[Items listed in a dataset]
---+---
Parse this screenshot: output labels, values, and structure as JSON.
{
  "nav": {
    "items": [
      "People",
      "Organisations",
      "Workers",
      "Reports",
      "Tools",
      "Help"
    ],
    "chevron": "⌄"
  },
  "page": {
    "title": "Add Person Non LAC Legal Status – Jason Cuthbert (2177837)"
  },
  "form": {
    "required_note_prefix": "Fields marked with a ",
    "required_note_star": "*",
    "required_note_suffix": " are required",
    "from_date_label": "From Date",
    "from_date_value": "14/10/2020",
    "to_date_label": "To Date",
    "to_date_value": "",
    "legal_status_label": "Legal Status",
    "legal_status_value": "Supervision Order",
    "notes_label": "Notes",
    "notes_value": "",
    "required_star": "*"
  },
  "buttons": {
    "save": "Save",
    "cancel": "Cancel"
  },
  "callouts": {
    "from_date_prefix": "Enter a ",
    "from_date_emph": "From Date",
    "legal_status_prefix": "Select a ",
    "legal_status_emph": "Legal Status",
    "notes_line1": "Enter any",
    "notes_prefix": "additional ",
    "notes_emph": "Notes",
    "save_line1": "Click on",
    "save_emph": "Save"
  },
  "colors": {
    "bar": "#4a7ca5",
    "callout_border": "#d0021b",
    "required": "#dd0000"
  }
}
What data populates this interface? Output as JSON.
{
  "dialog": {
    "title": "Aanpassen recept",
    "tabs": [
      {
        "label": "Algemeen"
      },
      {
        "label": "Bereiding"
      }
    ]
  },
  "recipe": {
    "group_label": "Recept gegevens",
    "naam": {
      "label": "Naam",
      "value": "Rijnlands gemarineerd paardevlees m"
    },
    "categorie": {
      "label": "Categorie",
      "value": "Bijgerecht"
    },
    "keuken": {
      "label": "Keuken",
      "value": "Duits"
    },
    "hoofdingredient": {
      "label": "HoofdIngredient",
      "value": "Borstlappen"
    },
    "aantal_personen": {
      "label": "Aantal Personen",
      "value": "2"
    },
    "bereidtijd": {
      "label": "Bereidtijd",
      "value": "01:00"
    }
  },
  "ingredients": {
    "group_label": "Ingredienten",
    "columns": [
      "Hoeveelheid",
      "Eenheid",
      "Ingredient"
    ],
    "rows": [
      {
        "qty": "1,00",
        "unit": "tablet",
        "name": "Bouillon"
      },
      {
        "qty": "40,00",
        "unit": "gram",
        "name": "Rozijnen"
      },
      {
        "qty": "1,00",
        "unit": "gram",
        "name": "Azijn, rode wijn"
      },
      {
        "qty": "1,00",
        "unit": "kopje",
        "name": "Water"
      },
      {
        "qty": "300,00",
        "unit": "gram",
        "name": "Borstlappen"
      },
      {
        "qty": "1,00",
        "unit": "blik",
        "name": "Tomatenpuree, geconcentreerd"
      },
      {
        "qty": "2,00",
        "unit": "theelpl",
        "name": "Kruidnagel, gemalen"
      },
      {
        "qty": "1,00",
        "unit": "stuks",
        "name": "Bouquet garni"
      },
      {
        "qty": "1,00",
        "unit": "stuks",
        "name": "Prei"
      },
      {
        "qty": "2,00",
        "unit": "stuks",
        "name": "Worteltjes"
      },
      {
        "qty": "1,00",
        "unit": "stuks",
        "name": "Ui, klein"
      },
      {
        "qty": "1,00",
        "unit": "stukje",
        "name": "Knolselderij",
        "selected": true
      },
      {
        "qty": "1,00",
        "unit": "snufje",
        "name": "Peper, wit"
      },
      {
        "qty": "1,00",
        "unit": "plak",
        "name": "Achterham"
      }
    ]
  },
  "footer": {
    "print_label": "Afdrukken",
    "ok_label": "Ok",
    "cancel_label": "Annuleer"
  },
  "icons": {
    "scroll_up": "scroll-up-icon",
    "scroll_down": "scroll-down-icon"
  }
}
---+---
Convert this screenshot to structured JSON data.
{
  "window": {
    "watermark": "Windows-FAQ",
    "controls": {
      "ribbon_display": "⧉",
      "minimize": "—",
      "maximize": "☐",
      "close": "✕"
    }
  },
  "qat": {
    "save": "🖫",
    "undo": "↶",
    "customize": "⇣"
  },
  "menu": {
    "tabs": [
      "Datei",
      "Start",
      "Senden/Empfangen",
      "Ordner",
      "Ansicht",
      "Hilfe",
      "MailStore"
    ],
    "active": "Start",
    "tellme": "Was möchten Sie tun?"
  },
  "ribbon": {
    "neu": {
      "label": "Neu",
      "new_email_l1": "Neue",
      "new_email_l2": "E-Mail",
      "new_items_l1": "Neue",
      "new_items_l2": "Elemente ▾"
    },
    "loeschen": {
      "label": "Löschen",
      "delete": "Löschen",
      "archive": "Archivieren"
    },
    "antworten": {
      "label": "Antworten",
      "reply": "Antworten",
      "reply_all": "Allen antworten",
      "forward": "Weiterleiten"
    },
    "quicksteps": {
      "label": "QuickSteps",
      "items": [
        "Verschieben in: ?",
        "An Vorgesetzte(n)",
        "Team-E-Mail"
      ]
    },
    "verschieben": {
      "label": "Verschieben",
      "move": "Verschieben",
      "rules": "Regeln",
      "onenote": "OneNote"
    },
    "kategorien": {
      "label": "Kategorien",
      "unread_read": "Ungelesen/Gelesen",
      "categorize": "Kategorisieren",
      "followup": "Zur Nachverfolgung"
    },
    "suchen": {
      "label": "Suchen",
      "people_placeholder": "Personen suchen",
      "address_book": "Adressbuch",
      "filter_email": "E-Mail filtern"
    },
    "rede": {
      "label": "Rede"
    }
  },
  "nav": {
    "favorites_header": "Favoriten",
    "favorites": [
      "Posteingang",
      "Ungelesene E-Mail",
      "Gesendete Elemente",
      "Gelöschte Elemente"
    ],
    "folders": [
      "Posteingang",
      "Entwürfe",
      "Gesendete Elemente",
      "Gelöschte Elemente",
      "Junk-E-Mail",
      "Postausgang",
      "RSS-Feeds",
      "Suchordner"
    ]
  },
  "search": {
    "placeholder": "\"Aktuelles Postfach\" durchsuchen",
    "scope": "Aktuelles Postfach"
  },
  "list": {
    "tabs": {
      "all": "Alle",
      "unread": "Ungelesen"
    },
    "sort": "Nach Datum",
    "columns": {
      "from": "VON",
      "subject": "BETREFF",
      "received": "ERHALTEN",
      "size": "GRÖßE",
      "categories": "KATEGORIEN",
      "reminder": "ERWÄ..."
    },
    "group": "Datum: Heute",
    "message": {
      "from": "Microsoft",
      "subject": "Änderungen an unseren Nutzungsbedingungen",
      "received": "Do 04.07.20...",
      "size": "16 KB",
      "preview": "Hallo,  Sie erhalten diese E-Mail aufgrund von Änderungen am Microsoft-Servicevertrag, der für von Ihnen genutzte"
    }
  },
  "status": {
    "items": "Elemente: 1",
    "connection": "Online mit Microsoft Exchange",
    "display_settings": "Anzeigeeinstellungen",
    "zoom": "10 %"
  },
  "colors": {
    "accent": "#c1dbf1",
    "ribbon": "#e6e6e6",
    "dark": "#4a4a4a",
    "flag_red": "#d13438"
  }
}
---+---
■ Task brief ■
Return every line of the preceding records in which the word "received" appears.

■ Result ■
      "received": "ERHALTEN",
      "received": "Do 04.07.20...",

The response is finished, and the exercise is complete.